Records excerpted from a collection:
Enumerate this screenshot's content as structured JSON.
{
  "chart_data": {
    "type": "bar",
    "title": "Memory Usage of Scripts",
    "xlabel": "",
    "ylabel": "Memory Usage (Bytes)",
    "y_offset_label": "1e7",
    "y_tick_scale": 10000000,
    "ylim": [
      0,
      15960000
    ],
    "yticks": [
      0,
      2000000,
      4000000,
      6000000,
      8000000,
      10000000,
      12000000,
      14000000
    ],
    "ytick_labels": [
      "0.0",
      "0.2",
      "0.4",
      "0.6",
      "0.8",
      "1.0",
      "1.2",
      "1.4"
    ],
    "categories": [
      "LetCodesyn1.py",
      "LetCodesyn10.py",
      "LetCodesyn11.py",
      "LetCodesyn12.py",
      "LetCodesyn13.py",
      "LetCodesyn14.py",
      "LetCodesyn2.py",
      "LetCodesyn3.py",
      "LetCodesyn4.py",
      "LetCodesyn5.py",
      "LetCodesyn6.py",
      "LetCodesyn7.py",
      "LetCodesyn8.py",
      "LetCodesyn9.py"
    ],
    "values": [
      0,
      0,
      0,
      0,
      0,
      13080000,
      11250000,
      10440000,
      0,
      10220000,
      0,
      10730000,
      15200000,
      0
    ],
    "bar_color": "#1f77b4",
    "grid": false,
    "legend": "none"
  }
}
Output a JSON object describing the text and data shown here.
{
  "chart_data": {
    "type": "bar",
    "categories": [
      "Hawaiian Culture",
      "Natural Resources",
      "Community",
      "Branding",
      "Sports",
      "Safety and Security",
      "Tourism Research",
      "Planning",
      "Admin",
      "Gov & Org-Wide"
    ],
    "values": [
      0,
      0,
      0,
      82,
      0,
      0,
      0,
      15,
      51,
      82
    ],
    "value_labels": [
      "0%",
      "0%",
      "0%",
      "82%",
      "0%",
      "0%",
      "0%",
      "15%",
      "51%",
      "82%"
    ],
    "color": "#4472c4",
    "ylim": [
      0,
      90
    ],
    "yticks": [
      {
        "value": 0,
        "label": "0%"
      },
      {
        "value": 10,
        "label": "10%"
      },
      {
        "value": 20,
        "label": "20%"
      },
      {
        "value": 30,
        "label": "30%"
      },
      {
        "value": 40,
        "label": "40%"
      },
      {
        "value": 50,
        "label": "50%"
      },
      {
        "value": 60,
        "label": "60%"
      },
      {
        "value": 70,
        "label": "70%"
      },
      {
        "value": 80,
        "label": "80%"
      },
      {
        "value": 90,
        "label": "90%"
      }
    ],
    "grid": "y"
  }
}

• Exercise brief
List each line of the records that holds the string "JSON".

• Exercise answer
Enumerate this screenshot's content as structured JSON.
Output a JSON object describing the text and data shown here.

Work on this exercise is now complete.